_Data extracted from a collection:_
_ _ _
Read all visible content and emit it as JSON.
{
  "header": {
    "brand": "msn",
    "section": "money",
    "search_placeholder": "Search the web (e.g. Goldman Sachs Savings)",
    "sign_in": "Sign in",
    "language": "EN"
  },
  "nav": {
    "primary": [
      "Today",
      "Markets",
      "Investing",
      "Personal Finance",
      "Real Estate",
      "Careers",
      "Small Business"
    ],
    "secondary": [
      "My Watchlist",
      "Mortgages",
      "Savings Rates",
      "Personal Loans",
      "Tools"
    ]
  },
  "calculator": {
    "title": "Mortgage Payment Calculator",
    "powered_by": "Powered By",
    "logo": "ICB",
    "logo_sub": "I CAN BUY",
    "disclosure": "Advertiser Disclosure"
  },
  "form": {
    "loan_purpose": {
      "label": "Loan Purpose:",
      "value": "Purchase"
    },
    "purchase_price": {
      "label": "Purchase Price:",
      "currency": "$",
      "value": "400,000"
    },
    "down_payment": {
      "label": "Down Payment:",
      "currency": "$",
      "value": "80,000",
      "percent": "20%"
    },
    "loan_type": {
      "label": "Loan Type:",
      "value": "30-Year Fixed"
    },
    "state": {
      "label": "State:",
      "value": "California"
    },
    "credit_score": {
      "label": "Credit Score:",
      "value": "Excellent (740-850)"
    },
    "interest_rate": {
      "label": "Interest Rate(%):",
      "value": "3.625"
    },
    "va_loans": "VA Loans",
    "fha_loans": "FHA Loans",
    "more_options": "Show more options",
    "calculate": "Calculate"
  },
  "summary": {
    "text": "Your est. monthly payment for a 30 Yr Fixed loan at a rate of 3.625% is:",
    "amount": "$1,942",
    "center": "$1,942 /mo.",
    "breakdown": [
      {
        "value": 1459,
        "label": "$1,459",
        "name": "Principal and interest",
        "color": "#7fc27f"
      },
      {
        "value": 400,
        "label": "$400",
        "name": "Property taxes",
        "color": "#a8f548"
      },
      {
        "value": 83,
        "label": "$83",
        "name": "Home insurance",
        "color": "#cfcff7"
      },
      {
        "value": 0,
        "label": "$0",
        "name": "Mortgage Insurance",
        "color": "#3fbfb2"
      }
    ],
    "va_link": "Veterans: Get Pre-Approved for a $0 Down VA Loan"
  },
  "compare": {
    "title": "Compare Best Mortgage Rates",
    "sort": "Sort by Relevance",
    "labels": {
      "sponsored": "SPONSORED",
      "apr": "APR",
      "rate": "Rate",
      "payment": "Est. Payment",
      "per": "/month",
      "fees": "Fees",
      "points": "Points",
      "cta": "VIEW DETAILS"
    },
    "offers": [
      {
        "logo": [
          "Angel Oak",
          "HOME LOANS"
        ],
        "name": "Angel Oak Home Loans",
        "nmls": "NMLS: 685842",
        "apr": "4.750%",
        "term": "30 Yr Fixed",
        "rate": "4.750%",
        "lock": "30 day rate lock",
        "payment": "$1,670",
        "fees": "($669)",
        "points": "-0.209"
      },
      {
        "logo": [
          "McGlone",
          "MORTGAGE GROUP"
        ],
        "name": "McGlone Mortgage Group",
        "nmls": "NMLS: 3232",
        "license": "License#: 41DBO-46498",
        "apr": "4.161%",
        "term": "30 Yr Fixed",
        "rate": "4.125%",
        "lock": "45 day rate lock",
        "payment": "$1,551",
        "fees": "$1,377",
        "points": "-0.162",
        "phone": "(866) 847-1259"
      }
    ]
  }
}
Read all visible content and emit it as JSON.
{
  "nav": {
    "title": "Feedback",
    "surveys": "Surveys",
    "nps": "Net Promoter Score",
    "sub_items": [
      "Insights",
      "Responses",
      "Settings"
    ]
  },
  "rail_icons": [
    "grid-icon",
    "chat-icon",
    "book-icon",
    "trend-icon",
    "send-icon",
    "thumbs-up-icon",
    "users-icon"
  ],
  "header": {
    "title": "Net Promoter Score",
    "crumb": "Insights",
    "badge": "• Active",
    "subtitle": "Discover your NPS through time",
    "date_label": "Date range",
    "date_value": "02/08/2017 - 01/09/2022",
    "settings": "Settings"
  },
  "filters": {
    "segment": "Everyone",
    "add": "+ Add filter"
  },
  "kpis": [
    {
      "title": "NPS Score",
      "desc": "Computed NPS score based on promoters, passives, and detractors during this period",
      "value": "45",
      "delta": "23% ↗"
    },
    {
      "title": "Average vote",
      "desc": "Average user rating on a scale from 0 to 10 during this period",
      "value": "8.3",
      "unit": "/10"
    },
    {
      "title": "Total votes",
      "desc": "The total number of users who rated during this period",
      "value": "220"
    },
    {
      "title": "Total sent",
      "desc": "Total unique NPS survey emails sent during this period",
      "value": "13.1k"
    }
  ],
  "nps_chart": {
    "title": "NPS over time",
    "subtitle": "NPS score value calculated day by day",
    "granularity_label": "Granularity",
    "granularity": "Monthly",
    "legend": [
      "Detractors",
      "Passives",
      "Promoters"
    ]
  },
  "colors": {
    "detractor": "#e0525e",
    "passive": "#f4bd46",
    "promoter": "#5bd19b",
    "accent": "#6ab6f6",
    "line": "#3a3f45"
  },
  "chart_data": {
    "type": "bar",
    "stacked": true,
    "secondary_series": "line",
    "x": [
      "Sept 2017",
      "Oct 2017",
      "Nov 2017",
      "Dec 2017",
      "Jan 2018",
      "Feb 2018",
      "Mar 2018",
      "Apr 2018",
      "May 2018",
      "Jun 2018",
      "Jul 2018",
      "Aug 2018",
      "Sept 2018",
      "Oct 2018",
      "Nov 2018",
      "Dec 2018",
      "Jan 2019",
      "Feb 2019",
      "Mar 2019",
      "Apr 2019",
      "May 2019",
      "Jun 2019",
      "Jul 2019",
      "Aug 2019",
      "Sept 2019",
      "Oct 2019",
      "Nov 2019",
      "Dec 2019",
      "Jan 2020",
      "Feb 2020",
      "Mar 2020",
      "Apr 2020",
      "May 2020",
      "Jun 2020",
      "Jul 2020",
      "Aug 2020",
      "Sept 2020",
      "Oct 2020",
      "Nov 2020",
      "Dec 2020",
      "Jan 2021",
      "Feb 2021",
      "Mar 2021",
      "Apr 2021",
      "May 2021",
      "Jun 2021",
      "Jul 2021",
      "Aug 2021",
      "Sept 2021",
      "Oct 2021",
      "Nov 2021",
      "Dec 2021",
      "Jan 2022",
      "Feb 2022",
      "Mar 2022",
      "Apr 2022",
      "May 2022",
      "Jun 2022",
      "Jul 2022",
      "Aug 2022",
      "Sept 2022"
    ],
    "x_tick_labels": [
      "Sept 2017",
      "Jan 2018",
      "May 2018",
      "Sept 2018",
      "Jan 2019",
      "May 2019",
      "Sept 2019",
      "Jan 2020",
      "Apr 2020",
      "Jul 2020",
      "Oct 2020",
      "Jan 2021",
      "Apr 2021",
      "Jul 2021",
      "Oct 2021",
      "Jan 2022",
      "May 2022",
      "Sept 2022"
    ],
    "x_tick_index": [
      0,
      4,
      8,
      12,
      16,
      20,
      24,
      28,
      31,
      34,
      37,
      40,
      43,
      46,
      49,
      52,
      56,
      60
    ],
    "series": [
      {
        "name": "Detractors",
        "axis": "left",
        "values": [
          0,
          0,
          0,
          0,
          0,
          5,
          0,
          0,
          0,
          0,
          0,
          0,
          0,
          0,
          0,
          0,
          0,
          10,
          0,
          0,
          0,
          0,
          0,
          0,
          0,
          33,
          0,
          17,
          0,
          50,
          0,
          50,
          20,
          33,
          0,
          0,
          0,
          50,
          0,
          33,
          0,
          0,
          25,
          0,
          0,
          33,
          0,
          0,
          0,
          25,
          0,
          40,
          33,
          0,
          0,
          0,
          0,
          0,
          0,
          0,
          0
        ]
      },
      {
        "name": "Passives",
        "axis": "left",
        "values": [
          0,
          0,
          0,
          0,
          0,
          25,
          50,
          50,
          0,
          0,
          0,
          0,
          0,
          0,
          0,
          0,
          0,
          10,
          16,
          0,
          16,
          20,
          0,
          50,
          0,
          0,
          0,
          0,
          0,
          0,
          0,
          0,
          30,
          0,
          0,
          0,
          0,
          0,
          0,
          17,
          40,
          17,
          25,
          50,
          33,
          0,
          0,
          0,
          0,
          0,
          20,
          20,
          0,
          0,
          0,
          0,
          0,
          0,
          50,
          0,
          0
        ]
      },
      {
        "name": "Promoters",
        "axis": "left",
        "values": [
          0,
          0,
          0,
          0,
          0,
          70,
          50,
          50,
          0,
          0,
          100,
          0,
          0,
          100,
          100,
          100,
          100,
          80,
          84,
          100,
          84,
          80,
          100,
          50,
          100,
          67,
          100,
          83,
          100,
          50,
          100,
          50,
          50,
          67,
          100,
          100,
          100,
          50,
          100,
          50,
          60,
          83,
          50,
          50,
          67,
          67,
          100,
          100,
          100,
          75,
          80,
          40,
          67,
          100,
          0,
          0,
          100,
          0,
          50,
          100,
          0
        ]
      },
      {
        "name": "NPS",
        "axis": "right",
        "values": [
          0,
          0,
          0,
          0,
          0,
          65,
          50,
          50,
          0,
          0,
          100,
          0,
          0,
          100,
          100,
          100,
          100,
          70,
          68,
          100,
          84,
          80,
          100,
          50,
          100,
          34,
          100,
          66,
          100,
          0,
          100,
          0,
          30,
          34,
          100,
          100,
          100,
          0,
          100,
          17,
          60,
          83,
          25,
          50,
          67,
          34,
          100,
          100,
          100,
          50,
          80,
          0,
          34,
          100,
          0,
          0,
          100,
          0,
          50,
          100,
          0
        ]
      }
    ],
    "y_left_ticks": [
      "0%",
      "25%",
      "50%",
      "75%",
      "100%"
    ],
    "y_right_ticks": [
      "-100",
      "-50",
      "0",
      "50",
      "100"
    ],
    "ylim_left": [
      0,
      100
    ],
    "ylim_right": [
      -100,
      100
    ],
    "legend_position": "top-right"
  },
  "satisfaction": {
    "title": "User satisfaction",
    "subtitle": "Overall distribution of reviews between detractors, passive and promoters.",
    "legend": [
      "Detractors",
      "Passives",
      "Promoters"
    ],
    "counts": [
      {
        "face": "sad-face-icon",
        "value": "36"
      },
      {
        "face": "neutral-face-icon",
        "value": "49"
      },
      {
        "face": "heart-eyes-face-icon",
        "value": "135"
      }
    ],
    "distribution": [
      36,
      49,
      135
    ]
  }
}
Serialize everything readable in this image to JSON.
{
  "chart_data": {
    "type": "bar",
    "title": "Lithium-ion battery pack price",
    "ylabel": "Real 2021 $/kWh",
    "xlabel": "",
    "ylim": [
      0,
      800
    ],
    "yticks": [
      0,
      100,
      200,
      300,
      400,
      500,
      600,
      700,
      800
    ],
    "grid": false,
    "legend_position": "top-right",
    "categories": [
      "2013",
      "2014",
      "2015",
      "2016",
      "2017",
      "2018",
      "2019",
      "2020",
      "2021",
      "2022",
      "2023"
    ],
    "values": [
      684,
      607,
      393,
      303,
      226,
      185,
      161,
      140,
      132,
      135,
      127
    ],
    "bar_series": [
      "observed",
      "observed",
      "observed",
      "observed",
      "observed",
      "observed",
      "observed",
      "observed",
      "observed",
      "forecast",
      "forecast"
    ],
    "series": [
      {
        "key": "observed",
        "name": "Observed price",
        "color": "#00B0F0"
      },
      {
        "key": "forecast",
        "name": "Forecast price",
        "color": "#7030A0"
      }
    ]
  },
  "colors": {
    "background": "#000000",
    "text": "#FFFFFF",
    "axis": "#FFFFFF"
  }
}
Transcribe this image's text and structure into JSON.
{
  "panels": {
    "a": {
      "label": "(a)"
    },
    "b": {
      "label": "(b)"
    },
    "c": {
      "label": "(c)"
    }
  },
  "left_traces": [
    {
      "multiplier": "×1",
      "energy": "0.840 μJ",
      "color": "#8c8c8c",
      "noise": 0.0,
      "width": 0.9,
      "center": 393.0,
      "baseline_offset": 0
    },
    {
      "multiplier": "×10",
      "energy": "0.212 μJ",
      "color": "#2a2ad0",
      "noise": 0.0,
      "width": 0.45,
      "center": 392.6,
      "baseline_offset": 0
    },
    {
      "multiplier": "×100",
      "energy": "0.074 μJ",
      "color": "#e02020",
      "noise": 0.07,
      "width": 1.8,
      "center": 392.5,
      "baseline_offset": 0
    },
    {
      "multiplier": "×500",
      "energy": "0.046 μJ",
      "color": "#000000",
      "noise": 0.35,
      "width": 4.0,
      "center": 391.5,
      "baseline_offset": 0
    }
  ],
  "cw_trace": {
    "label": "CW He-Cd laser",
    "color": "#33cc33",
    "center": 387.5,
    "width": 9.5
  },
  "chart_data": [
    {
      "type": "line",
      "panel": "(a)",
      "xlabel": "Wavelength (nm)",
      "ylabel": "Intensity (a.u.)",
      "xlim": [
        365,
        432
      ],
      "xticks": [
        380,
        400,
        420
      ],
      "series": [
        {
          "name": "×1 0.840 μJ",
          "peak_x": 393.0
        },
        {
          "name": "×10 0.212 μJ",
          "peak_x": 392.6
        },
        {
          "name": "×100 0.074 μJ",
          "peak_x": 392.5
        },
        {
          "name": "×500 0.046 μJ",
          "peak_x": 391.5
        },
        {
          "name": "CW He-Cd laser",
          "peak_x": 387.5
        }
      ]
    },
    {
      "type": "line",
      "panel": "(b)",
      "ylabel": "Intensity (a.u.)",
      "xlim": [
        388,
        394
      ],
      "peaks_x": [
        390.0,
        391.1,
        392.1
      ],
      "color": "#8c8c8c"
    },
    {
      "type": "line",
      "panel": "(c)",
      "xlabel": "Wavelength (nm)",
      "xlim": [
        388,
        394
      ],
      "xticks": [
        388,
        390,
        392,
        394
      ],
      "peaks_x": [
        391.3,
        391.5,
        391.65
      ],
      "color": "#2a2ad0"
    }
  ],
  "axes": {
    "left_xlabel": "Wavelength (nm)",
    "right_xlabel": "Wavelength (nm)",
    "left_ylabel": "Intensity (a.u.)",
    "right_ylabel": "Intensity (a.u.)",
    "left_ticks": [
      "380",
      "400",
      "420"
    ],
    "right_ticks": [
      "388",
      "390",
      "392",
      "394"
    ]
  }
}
_ _ _
_Written instruction:_
From the records above, pull out each line that has "noise".

_Solution for this task:_
      "noise": 0.0,
      "noise": 0.0,
      "noise": 0.07,
      "noise": 0.35,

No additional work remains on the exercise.